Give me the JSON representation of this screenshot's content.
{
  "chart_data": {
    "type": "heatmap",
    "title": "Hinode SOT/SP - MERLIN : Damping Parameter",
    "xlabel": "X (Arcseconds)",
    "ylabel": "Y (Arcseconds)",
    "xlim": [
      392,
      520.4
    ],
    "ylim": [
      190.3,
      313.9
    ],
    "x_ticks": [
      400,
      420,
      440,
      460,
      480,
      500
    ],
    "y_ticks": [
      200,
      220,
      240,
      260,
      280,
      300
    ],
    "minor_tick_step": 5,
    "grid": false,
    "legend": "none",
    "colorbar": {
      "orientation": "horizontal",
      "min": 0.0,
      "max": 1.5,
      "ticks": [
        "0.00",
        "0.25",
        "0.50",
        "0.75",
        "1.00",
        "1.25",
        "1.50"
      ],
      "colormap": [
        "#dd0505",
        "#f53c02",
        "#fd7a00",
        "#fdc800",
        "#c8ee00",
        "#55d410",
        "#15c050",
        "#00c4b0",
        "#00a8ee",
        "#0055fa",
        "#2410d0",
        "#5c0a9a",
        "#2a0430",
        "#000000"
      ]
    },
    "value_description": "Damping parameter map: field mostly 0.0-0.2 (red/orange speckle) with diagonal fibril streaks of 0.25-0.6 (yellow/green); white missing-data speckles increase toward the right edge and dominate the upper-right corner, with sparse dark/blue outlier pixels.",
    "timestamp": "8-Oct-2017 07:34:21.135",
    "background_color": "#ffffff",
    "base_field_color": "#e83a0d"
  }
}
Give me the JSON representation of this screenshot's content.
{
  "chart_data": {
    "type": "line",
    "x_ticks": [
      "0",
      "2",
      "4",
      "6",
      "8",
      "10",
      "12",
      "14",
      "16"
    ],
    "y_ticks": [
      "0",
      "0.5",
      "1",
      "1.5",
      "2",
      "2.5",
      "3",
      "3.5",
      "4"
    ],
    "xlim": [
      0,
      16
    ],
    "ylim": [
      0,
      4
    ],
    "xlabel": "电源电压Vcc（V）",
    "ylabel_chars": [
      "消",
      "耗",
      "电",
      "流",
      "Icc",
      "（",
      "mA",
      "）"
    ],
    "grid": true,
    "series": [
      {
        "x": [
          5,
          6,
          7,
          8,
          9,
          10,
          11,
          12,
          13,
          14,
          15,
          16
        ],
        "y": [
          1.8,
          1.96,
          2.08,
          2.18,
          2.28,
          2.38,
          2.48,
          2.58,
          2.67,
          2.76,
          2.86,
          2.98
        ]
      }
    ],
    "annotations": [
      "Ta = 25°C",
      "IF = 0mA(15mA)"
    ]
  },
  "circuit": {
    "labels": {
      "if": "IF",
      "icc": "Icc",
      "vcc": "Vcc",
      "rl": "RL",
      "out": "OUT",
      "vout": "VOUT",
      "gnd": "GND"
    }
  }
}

────

## WHAT YOU NEED TO DO
Output the entries exactly.

## FINAL RESULT
Give me the JSON representation of this screenshot's content.
{
  "chart_data": {
    "type": "heatmap",
    "title": "Hinode SOT/SP - MERLIN : Damping Parameter",
    "xlabel": "X (Arcseconds)",
    "ylabel": "Y (Arcseconds)",
    "xlim": [
      392,
      520.4
    ],
    "ylim": [
      190.3,
      313.9
    ],
    "x_ticks": [
      400,
      420,
      440,
      460,
      480,
      500
    ],
    "y_ticks": [
      200,
      220,
      240,
      260,
      280,
      300
    ],
    "minor_tick_step": 5,
    "grid": false,
    "legend": "none",
    "colorbar": {
      "orientation": "horizontal",
      "min": 0.0,
      "max": 1.5,
      "ticks": [
        "0.00",
        "0.25",
        "0.50",
        "0.75",
        "1.00",
        "1.25",
        "1.50"
      ],
      "colormap": [
        "#dd0505",
        "#f53c02",
        "#fd7a00",
        "#fdc800",
        "#c8ee00",
        "#55d410",
        "#15c050",
        "#00c4b0",
        "#00a8ee",
        "#0055fa",
        "#2410d0",
        "#5c0a9a",
        "#2a0430",
        "#000000"
      ]
    },
    "value_description": "Damping parameter map: field mostly 0.0-0.2 (red/orange speckle) with diagonal fibril streaks of 0.25-0.6 (yellow/green); white missing-data speckles increase toward the right edge and dominate the upper-right corner, with sparse dark/blue outlier pixels.",
    "timestamp": "8-Oct-2017 07:34:21.135",
    "background_color": "#ffffff",
    "base_field_color": "#e83a0d"
  }
}
Give me the JSON representation of this screenshot's content.
{
  "chart_data": {
    "type": "line",
    "x_ticks": [
      "0",
      "2",
      "4",
      "6",
      "8",
      "10",
      "12",
      "14",
      "16"
    ],
    "y_ticks": [
      "0",
      "0.5",
      "1",
      "1.5",
      "2",
      "2.5",
      "3",
      "3.5",
      "4"
    ],
    "xlim": [
      0,
      16
    ],
    "ylim": [
      0,
      4
    ],
    "xlabel": "电源电压Vcc（V）",
    "ylabel_chars": [
      "消",
      "耗",
      "电",
      "流",
      "Icc",
      "（",
      "mA",
      "）"
    ],
    "grid": true,
    "series": [
      {
        "x": [
          5,
          6,
          7,
          8,
          9,
          10,
          11,
          12,
          13,
          14,
          15,
          16
        ],
        "y": [
          1.8,
          1.96,
          2.08,
          2.18,
          2.28,
          2.38,
          2.48,
          2.58,
          2.67,
          2.76,
          2.86,
          2.98
        ]
      }
    ],
    "annotations": [
      "Ta = 25°C",
      "IF = 0mA(15mA)"
    ]
  },
  "circuit": {
    "labels": {
      "if": "IF",
      "icc": "Icc",
      "vcc": "Vcc",
      "rl": "RL",
      "out": "OUT",
      "vout": "VOUT",
      "gnd": "GND"
    }
  }
}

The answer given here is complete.